■ **WHAT IS BEING ASKED**
Everything in the data should be repeated exactly, save for the images.

Records that describe figures:
========

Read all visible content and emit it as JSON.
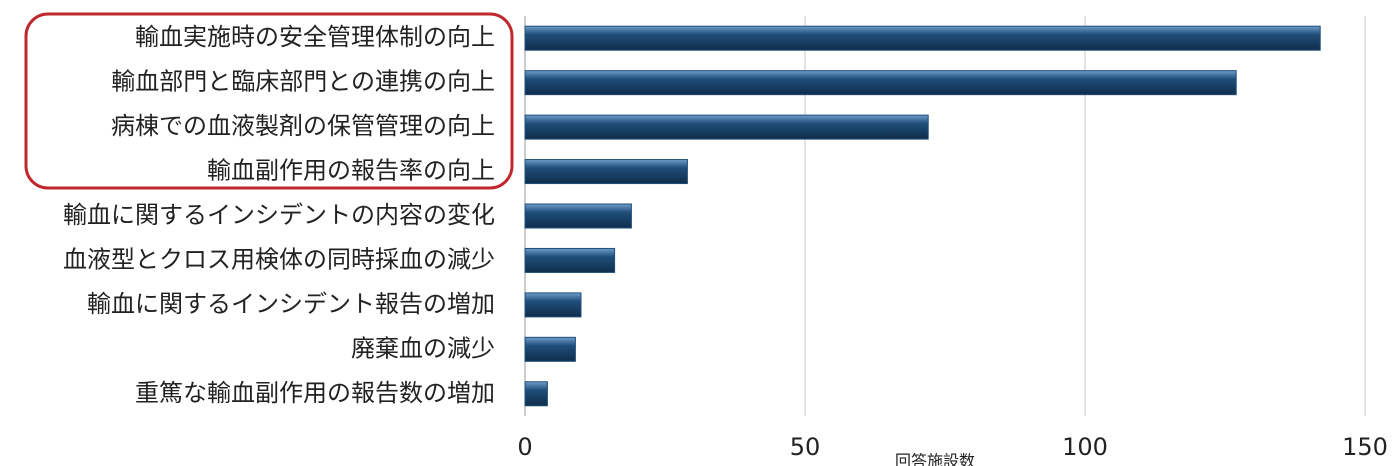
{
  "chart_data": {
    "type": "barh",
    "categories": [
      "輸血実施時の安全管理体制の向上",
      "輸血部門と臨床部門との連携の向上",
      "病棟での血液製剤の保管管理の向上",
      "輸血副作用の報告率の向上",
      "輸血に関するインシデントの内容の変化",
      "血液型とクロス用検体の同時採血の減少",
      "輸血に関するインシデント報告の増加",
      "廃棄血の減少",
      "重篤な輸血副作用の報告数の増加"
    ],
    "values": [
      142,
      127,
      72,
      29,
      19,
      16,
      10,
      9,
      4
    ],
    "color": "#1f4e79",
    "xlim": [
      0,
      150
    ],
    "xticks": [
      0,
      50,
      100,
      150
    ],
    "grid": true,
    "x_label": "回答施設数"
  }
}
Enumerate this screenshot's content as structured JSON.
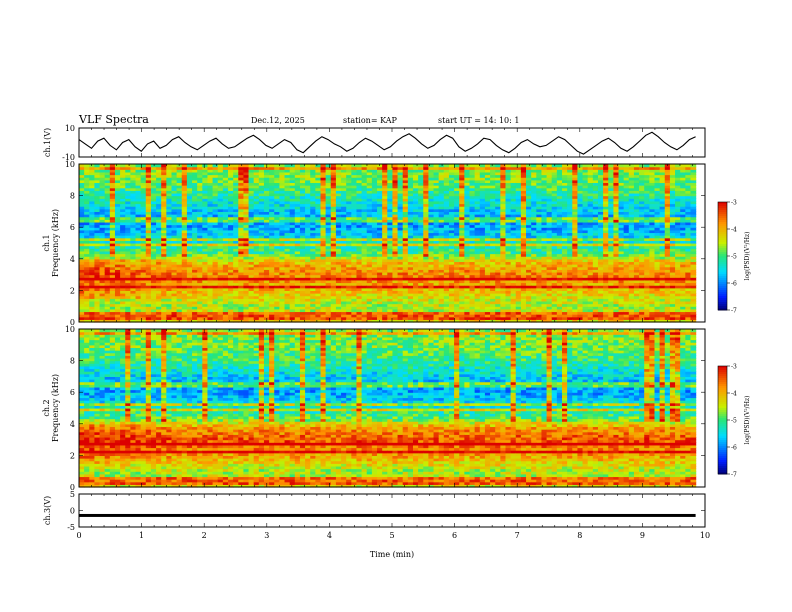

========

■ **RESULT FOR THIS TASK**
Read all visible content and emit it as JSON.
{
  "chart_data": {
    "type": "barh",
    "categories": [
      "輸血実施時の安全管理体制の向上",
      "輸血部門と臨床部門との連携の向上",
      "病棟での血液製剤の保管管理の向上",
      "輸血副作用の報告率の向上",
      "輸血に関するインシデントの内容の変化",
      "血液型とクロス用検体の同時採血の減少",
      "輸血に関するインシデント報告の増加",
      "廃棄血の減少",
      "重篤な輸血副作用の報告数の増加"
    ],
    "values": [
      142,
      127,
      72,
      29,
      19,
      16,
      10,
      9,
      4
    ],
    "color": "#1f4e79",
    "xlim": [
      0,
      150
    ],
    "xticks": [
      0,
      50,
      100,
      150
    ],
    "grid": true,
    "x_label": "回答施設数"
  }
}
Enumerate this screenshot's content as structured JSON.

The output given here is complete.